Spatial layout entries:
* * *

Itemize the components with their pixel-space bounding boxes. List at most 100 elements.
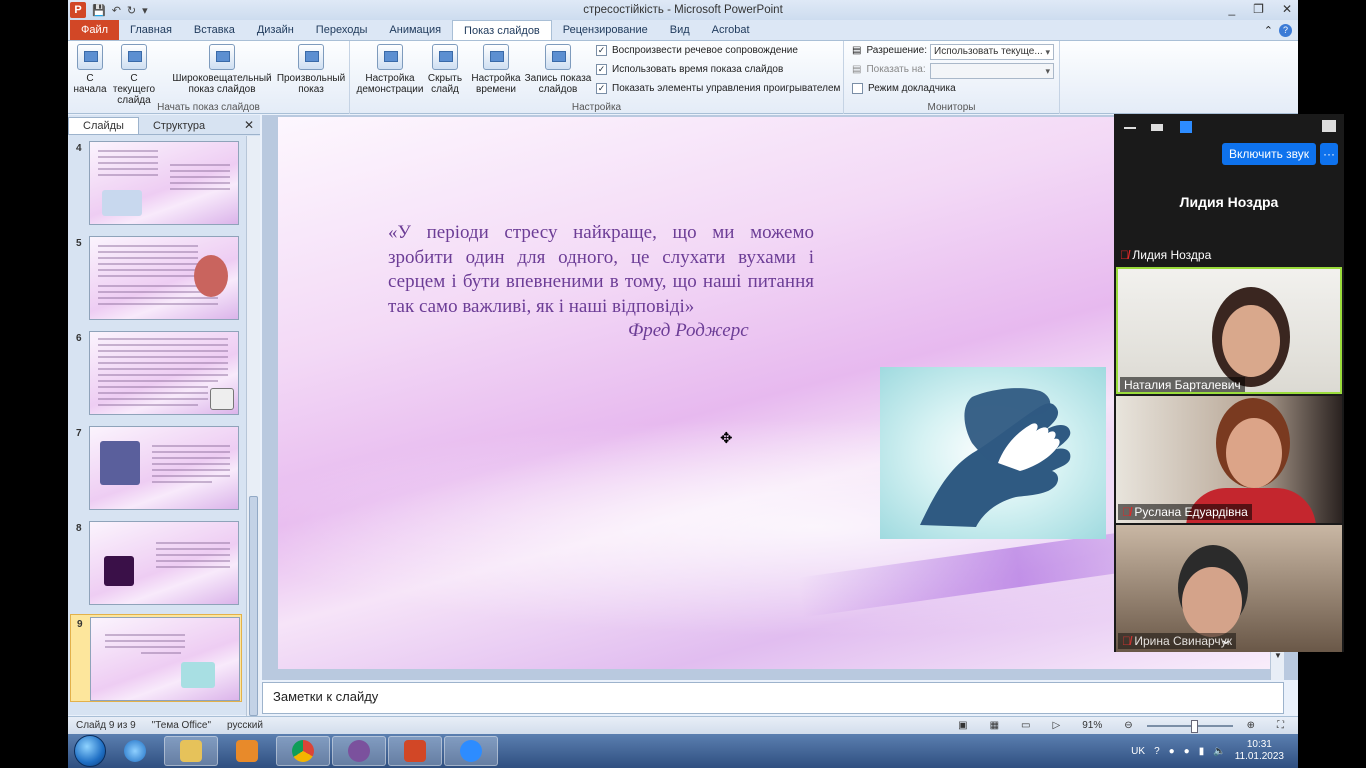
hide-slide-button[interactable]: Скрыть слайд <box>424 44 466 95</box>
minimize-button[interactable]: _ <box>1228 2 1235 16</box>
custom-show-button[interactable]: Произвольный показ <box>276 44 346 95</box>
taskbar-zoom[interactable] <box>444 736 498 766</box>
slide-counter: Слайд 9 из 9 <box>76 720 136 731</box>
scroll-down-icon[interactable]: ▼ <box>1274 651 1282 660</box>
powerpoint-logo-icon[interactable]: P <box>70 2 86 18</box>
quote-author[interactable]: Фред Роджерс <box>628 320 749 342</box>
minimize-icon[interactable] <box>1124 127 1136 129</box>
help-icon[interactable]: ? <box>1279 23 1292 37</box>
show-on-select[interactable] <box>930 63 1054 79</box>
thumbnail-image <box>89 141 239 225</box>
undo-icon[interactable]: ↶ <box>112 4 121 17</box>
slide-sorter-icon[interactable]: ▦ <box>982 720 1007 731</box>
maximize-button[interactable]: ❐ <box>1253 2 1264 16</box>
tab-file[interactable]: Файл <box>70 20 120 40</box>
group-start-show: С начала С текущего слайда Широковещател… <box>68 41 350 114</box>
zoom-slider[interactable] <box>1146 719 1233 733</box>
slides-pane: Слайды Структура ✕ 4 5 6 7 8 9 <box>68 115 260 716</box>
rehearse-timings-button[interactable]: Настройка времени <box>468 44 524 95</box>
reading-view-icon[interactable]: ▭ <box>1013 720 1038 731</box>
taskbar-powerpoint[interactable] <box>388 736 442 766</box>
theme-name[interactable]: "Тема Office" <box>144 720 219 731</box>
collapse-ribbon-icon[interactable]: ⌃ <box>1264 24 1273 37</box>
record-show-button[interactable]: Запись показа слайдов <box>524 44 592 95</box>
start-button[interactable] <box>74 735 106 767</box>
zoom-in-icon[interactable]: ⊕ <box>1239 720 1263 731</box>
pane-tabs: Слайды Структура ✕ <box>68 115 260 135</box>
video-tile-ruslana[interactable]: 🎙̸ Руслана Едуардівна <box>1116 396 1342 523</box>
chrome-icon <box>292 740 314 762</box>
unmute-audio-button[interactable]: Включить звук <box>1222 143 1316 165</box>
slide-thumbnail-4[interactable]: 4 <box>70 139 242 227</box>
volume-icon[interactable]: 🔈 <box>1213 746 1225 757</box>
customize-qat-icon[interactable]: ▾ <box>142 4 148 17</box>
tab-view[interactable]: Вид <box>659 20 701 40</box>
close-button[interactable]: ✕ <box>1282 2 1292 16</box>
layout-icon[interactable] <box>1180 121 1192 133</box>
tab-acrobat[interactable]: Acrobat <box>701 20 761 40</box>
slide-thumbnail-6[interactable]: 6 <box>70 329 242 417</box>
notes-pane[interactable]: Заметки к слайду <box>262 682 1284 714</box>
zoom-tray-icon[interactable]: ● <box>1184 746 1190 757</box>
tab-slides[interactable]: Слайды <box>68 117 139 134</box>
taskbar-chrome[interactable] <box>276 736 330 766</box>
media-controls-checkbox[interactable]: ✓ Показать элементы управления проигрыва… <box>596 83 840 94</box>
thumbnail-image <box>89 426 239 510</box>
helping-hands-image[interactable] <box>880 367 1106 539</box>
close-pane-icon[interactable]: ✕ <box>244 118 254 132</box>
broadcast-button[interactable]: Широковещательный показ слайдов <box>170 44 274 95</box>
tab-slideshow[interactable]: Показ слайдов <box>452 20 552 40</box>
scrollbar-thumb[interactable] <box>249 496 258 716</box>
network-icon[interactable]: ▮ <box>1199 746 1205 757</box>
slide-thumbnail-8[interactable]: 8 <box>70 519 242 607</box>
resolution-select[interactable]: Использовать текуще... <box>930 44 1054 60</box>
setup-show-button[interactable]: Настройка демонстрации <box>354 44 426 95</box>
taskbar-internet-explorer[interactable] <box>108 736 162 766</box>
slide-thumbnail-7[interactable]: 7 <box>70 424 242 512</box>
internet-explorer-icon <box>124 740 146 762</box>
slide-thumbnail-9[interactable]: 9 <box>70 614 242 702</box>
save-icon[interactable]: 💾 <box>92 4 106 17</box>
collapse-chevron-icon[interactable]: ⌄ <box>1220 631 1232 648</box>
language-indicator[interactable]: русский <box>219 720 271 731</box>
normal-view-icon[interactable]: ▣ <box>950 720 975 731</box>
from-beginning-button[interactable]: С начала <box>70 44 110 95</box>
fullscreen-icon[interactable] <box>1322 120 1336 132</box>
window-controls: _ ❐ ✕ <box>1228 2 1292 16</box>
tab-outline[interactable]: Структура <box>139 118 219 134</box>
taskbar-explorer[interactable] <box>164 736 218 766</box>
presenter-view-checkbox[interactable]: Режим докладчика <box>852 83 956 94</box>
tab-design[interactable]: Дизайн <box>246 20 305 40</box>
thumbnail-scrollbar[interactable] <box>246 136 260 716</box>
help-tray-icon[interactable]: ? <box>1154 746 1160 757</box>
thumbnail-list: 4 5 6 7 8 9 <box>68 136 244 716</box>
viber-tray-icon[interactable]: ● <box>1169 746 1175 757</box>
slideshow-view-icon[interactable]: ▷ <box>1045 720 1069 731</box>
tab-review[interactable]: Рецензирование <box>552 20 659 40</box>
fit-slide-icon[interactable]: ⛶ <box>1269 720 1292 731</box>
use-timings-checkbox[interactable]: ✓ Использовать время показа слайдов <box>596 64 783 75</box>
redo-icon[interactable]: ↻ <box>127 4 136 17</box>
taskbar-media-player[interactable] <box>220 736 274 766</box>
quote-text[interactable]: «У періоди стресу найкраще, що ми можемо… <box>388 221 814 319</box>
participant-label-2: Наталия Барталевич <box>1120 377 1245 392</box>
zoom-out-icon[interactable]: ⊖ <box>1116 720 1140 731</box>
tab-animation[interactable]: Анимация <box>378 20 452 40</box>
zoom-level[interactable]: 91% <box>1074 720 1110 731</box>
taskbar-viber[interactable] <box>332 736 386 766</box>
video-tile-natalia[interactable]: Наталия Барталевич <box>1116 267 1342 394</box>
slide-thumbnail-5[interactable]: 5 <box>70 234 242 322</box>
narration-checkbox[interactable]: ✓ Воспроизвести речевое сопровождение <box>596 45 798 56</box>
play-from-start-icon <box>77 44 103 70</box>
input-language[interactable]: UK <box>1131 746 1145 757</box>
video-tile-iryna[interactable]: 🎙̸ Ирина Свинарчук ⌄ <box>1116 525 1342 652</box>
clock[interactable]: 10:31 11.01.2023 <box>1235 739 1284 763</box>
screen-border-left <box>0 0 68 768</box>
tab-transitions[interactable]: Переходы <box>305 20 379 40</box>
window-icon[interactable] <box>1151 124 1163 131</box>
tab-home[interactable]: Главная <box>119 20 183 40</box>
tab-insert[interactable]: Вставка <box>183 20 246 40</box>
from-current-button[interactable]: С текущего слайда <box>108 44 160 106</box>
more-options-button[interactable]: ··· <box>1320 143 1338 165</box>
muted-mic-icon: 🎙̸ <box>1122 634 1131 648</box>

* * *

Put each line of the material above into a Markdown table with two columns, Row and Line, where Row holds a row number. Skip blank lines and leave the pictures out.

Full solution:
| Row | Line |
|---|---|
| 1 | Itemize the components with their pixel-space bounding boxes. List at most 100 elements. |
| 2 | hide-slide-button[interactable]: Скрыть слайд <box>424 44 466 95</box> |
| 3 | minimize-button[interactable]: _ <box>1228 2 1235 16</box> |
| 4 | custom-show-button[interactable]: Произвольный показ <box>276 44 346 95</box> |
| 5 | taskbar-zoom[interactable] <box>444 736 498 766</box> |
| 6 | slide-counter: Слайд 9 из 9 <box>76 720 136 731</box> |
| 7 | scroll-down-icon[interactable]: ▼ <box>1274 651 1282 660</box> |
| 8 | powerpoint-logo-icon[interactable]: P <box>70 2 86 18</box> |
| 9 | quote-author[interactable]: Фред Роджерс <box>628 320 749 342</box> |
| 10 | minimize-icon[interactable] <box>1124 127 1136 129</box> |
| 11 | help-icon[interactable]: ? <box>1279 23 1292 37</box> |
| 12 | show-on-select[interactable] <box>930 63 1054 79</box> |
| 13 | thumbnail-image <box>89 141 239 225</box> |
| 14 | undo-icon[interactable]: ↶ <box>112 4 121 17</box> |
| 15 | slide-sorter-icon[interactable]: ▦ <box>982 720 1007 731</box> |
| 16 | maximize-button[interactable]: ❐ <box>1253 2 1264 16</box> |
| 17 | tab-file[interactable]: Файл <box>70 20 120 40</box> |
| 18 | group-start-show: С начала С текущего слайда Широковещател… <box>68 41 350 114</box> |
| 19 | zoom-slider[interactable] <box>1146 719 1233 733</box> |
| 20 | slides-pane: Слайды Структура ✕ 4 5 6 7 8 9 <box>68 115 260 716</box> |
| 21 | rehearse-timings-button[interactable]: Настройка времени <box>468 44 524 95</box> |
| 22 | reading-view-icon[interactable]: ▭ <box>1013 720 1038 731</box> |
| 23 | taskbar-powerpoint[interactable] <box>388 736 442 766</box> |
| 24 | theme-name[interactable]: "Тема Office" <box>144 720 219 731</box> |
| 25 | collapse-ribbon-icon[interactable]: ⌃ <box>1264 24 1273 37</box> |
| 26 | record-show-button[interactable]: Запись показа слайдов <box>524 44 592 95</box> |
| 27 | start-button[interactable] <box>74 735 106 767</box> |
| 28 | zoom-in-icon[interactable]: ⊕ <box>1239 720 1263 731</box> |
| 29 | pane-tabs: Слайды Структура ✕ <box>68 115 260 135</box> |
| 30 | video-tile-ruslana[interactable]: 🎙̸ Руслана Едуардівна <box>1116 396 1342 523</box> |
| 31 | chrome-icon <box>292 740 314 762</box> |
| 32 | unmute-audio-button[interactable]: Включить звук <box>1222 143 1316 165</box> |
| 33 | slide-thumbnail-4[interactable]: 4 <box>70 139 242 227</box> |
| 34 | volume-icon[interactable]: 🔈 <box>1213 746 1225 757</box> |
| 35 | customize-qat-icon[interactable]: ▾ <box>142 4 148 17</box> |
| 36 | tab-view[interactable]: Вид <box>659 20 701 40</box> |
| 37 | close-button[interactable]: ✕ <box>1282 2 1292 16</box> |
| 38 | layout-icon[interactable] <box>1180 121 1192 133</box> |
| 39 | tab-acrobat[interactable]: Acrobat <box>701 20 761 40</box> |
| 40 | slide-thumbnail-6[interactable]: 6 <box>70 329 242 417</box> |
| 41 | notes-pane[interactable]: Заметки к слайду <box>262 682 1284 714</box> |
| 42 | zoom-tray-icon[interactable]: ● <box>1184 746 1190 757</box> |
| 43 | tab-slides[interactable]: Слайды <box>68 117 139 134</box> |
| 44 | taskbar-chrome[interactable] <box>276 736 330 766</box> |
| 45 | media-controls-checkbox[interactable]: ✓ Показать элементы управления проигрыва… <box>596 83 840 94</box> |
| 46 | thumbnail-image <box>89 426 239 510</box> |
| 47 | helping-hands-image[interactable] <box>880 367 1106 539</box> |
| 48 | close-pane-icon[interactable]: ✕ <box>244 118 254 132</box> |
| 49 | broadcast-button[interactable]: Широковещательный показ слайдов <box>170 44 274 95</box> |
| 50 | tab-slideshow[interactable]: Показ слайдов <box>452 20 552 40</box> |
| 51 | scrollbar-thumb[interactable] <box>249 496 258 716</box> |
| 52 | network-icon[interactable]: ▮ <box>1199 746 1205 757</box> |
| 53 | slide-thumbnail-8[interactable]: 8 <box>70 519 242 607</box> |
| 54 | resolution-select[interactable]: Использовать текуще... <box>930 44 1054 60</box> |
| 55 | setup-show-button[interactable]: Настройка демонстрации <box>354 44 426 95</box> |
| 56 | taskbar-internet-explorer[interactable] <box>108 736 162 766</box> |
| 57 | slide-thumbnail-7[interactable]: 7 <box>70 424 242 512</box> |
| 58 | internet-explorer-icon <box>124 740 146 762</box> |
| 59 | slide-thumbnail-9[interactable]: 9 <box>70 614 242 702</box> |
| 60 | save-icon[interactable]: 💾 <box>92 4 106 17</box> |
| 61 | collapse-chevron-icon[interactable]: ⌄ <box>1220 631 1232 648</box> |
| 62 | language-indicator[interactable]: русский <box>219 720 271 731</box> |
| 63 | normal-view-icon[interactable]: ▣ <box>950 720 975 731</box> |
| 64 | from-beginning-button[interactable]: С начала <box>70 44 110 95</box> |
| 65 | fullscreen-icon[interactable] <box>1322 120 1336 132</box> |
| 66 | window-controls: _ ❐ ✕ <box>1228 2 1292 16</box> |
| 67 | tab-outline[interactable]: Структура <box>139 118 219 134</box> |
| 68 | taskbar-explorer[interactable] <box>164 736 218 766</box> |
| 69 | presenter-view-checkbox[interactable]: Режим докладчика <box>852 83 956 94</box> |
| 70 | tab-design[interactable]: Дизайн <box>246 20 305 40</box> |
| 71 | thumbnail-scrollbar[interactable] <box>246 136 260 716</box> |
| 72 | help-tray-icon[interactable]: ? <box>1154 746 1160 757</box> |
| 73 | thumbnail-list: 4 5 6 7 8 9 <box>68 136 244 716</box> |
| 74 | viber-tray-icon[interactable]: ● <box>1169 746 1175 757</box> |
| 75 | slideshow-view-icon[interactable]: ▷ <box>1045 720 1069 731</box> |
| 76 | tab-review[interactable]: Рецензирование <box>552 20 659 40</box> |
| 77 | fit-slide-icon[interactable]: ⛶ <box>1269 720 1292 731</box> |
| 78 | use-timings-checkbox[interactable]: ✓ Использовать время показа слайдов <box>596 64 783 75</box> |
| 79 | redo-icon[interactable]: ↻ <box>127 4 136 17</box> |
| 80 | taskbar-media-player[interactable] <box>220 736 274 766</box> |
| 81 | quote-text[interactable]: «У періоди стресу найкраще, що ми можемо… <box>388 221 814 319</box> |
| 82 | participant-label-2: Наталия Барталевич <box>1120 377 1245 392</box> |
| 83 | zoom-out-icon[interactable]: ⊖ <box>1116 720 1140 731</box> |
| 84 | tab-animation[interactable]: Анимация <box>378 20 452 40</box> |
| 85 | zoom-level[interactable]: 91% <box>1074 720 1110 731</box> |
| 86 | taskbar-viber[interactable] <box>332 736 386 766</box> |
| 87 | video-tile-natalia[interactable]: Наталия Барталевич <box>1116 267 1342 394</box> |
| 88 | slide-thumbnail-5[interactable]: 5 <box>70 234 242 322</box> |
| 89 | narration-checkbox[interactable]: ✓ Воспроизвести речевое сопровождение <box>596 45 798 56</box> |
| 90 | play-from-start-icon <box>77 44 103 70</box> |
| 91 | input-language[interactable]: UK <box>1131 746 1145 757</box> |
| 92 | video-tile-iryna[interactable]: 🎙̸ Ирина Свинарчук ⌄ <box>1116 525 1342 652</box> |
| 93 | clock[interactable]: 10:31 11.01.2023 <box>1235 739 1284 763</box> |
| 94 | screen-border-left <box>0 0 68 768</box> |
| 95 | tab-transitions[interactable]: Переходы <box>305 20 379 40</box> |
| 96 | window-icon[interactable] <box>1151 124 1163 131</box> |
| 97 | tab-home[interactable]: Главная <box>119 20 183 40</box> |
| 98 | tab-insert[interactable]: Вставка <box>183 20 246 40</box> |
| 99 | from-current-button[interactable]: С текущего слайда <box>108 44 160 106</box> |
| 100 | more-options-button[interactable]: ··· <box>1320 143 1338 165</box> |
| 101 | muted-mic-icon: 🎙̸ <box>1122 634 1131 648</box> |